Goal
Write out the whole listing, matching it exactly.

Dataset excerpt
··········

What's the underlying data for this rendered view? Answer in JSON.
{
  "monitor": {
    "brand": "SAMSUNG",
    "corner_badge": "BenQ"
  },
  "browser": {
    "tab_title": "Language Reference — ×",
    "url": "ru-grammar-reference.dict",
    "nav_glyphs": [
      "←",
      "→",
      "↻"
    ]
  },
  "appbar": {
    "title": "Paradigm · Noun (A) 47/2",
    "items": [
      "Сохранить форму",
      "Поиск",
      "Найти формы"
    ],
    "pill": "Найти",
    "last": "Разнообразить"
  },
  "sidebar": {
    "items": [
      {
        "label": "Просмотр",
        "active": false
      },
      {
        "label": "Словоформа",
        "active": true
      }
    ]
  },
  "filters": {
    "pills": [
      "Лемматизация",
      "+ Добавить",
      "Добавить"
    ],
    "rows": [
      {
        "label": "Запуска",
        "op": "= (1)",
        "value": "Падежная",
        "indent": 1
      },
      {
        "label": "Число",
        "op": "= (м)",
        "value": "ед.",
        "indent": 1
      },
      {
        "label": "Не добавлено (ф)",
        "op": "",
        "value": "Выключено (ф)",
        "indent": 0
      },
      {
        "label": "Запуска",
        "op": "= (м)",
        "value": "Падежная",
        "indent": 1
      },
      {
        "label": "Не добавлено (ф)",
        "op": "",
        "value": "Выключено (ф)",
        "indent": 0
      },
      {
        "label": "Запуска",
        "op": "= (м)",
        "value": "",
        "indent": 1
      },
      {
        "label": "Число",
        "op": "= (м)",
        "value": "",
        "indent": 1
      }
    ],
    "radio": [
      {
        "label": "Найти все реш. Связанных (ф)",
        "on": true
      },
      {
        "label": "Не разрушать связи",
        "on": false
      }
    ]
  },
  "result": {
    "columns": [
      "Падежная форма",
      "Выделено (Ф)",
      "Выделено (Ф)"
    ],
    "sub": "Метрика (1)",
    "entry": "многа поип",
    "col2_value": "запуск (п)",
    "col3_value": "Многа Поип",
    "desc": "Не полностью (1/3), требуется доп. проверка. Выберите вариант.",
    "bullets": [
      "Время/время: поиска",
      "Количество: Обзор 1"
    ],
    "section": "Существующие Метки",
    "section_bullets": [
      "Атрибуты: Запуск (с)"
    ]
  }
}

··········

Task result
What's the underlying data for this rendered view? Answer in JSON.
{
  "monitor": {
    "brand": "SAMSUNG",
    "corner_badge": "BenQ"
  },
  "browser": {
    "tab_title": "Language Reference — ×",
    "url": "ru-grammar-reference.dict",
    "nav_glyphs": [
      "←",
      "→",
      "↻"
    ]
  },
  "appbar": {
    "title": "Paradigm · Noun (A) 47/2",
    "items": [
      "Сохранить форму",
      "Поиск",
      "Найти формы"
    ],
    "pill": "Найти",
    "last": "Разнообразить"
  },
  "sidebar": {
    "items": [
      {
        "label": "Просмотр",
        "active": false
      },
      {
        "label": "Словоформа",
        "active": true
      }
    ]
  },
  "filters": {
    "pills": [
      "Лемматизация",
      "+ Добавить",
      "Добавить"
    ],
    "rows": [
      {
        "label": "Запуска",
        "op": "= (1)",
        "value": "Падежная",
        "indent": 1
      },
      {
        "label": "Число",
        "op": "= (м)",
        "value": "ед.",
        "indent": 1
      },
      {
        "label": "Не добавлено (ф)",
        "op": "",
        "value": "Выключено (ф)",
        "indent": 0
      },
      {
        "label": "Запуска",
        "op": "= (м)",
        "value": "Падежная",
        "indent": 1
      },
      {
        "label": "Не добавлено (ф)",
        "op": "",
        "value": "Выключено (ф)",
        "indent": 0
      },
      {
        "label": "Запуска",
        "op": "= (м)",
        "value": "",
        "indent": 1
      },
      {
        "label": "Число",
        "op": "= (м)",
        "value": "",
        "indent": 1
      }
    ],
    "radio": [
      {
        "label": "Найти все реш. Связанных (ф)",
        "on": true
      },
      {
        "label": "Не разрушать связи",
        "on": false
      }
    ]
  },
  "result": {
    "columns": [
      "Падежная форма",
      "Выделено (Ф)",
      "Выделено (Ф)"
    ],
    "sub": "Метрика (1)",
    "entry": "многа поип",
    "col2_value": "запуск (п)",
    "col3_value": "Многа Поип",
    "desc": "Не полностью (1/3), требуется доп. проверка. Выберите вариант.",
    "bullets": [
      "Время/время: поиска",
      "Количество: Обзор 1"
    ],
    "section": "Существующие Метки",
    "section_bullets": [
      "Атрибуты: Запуск (с)"
    ]
  }
}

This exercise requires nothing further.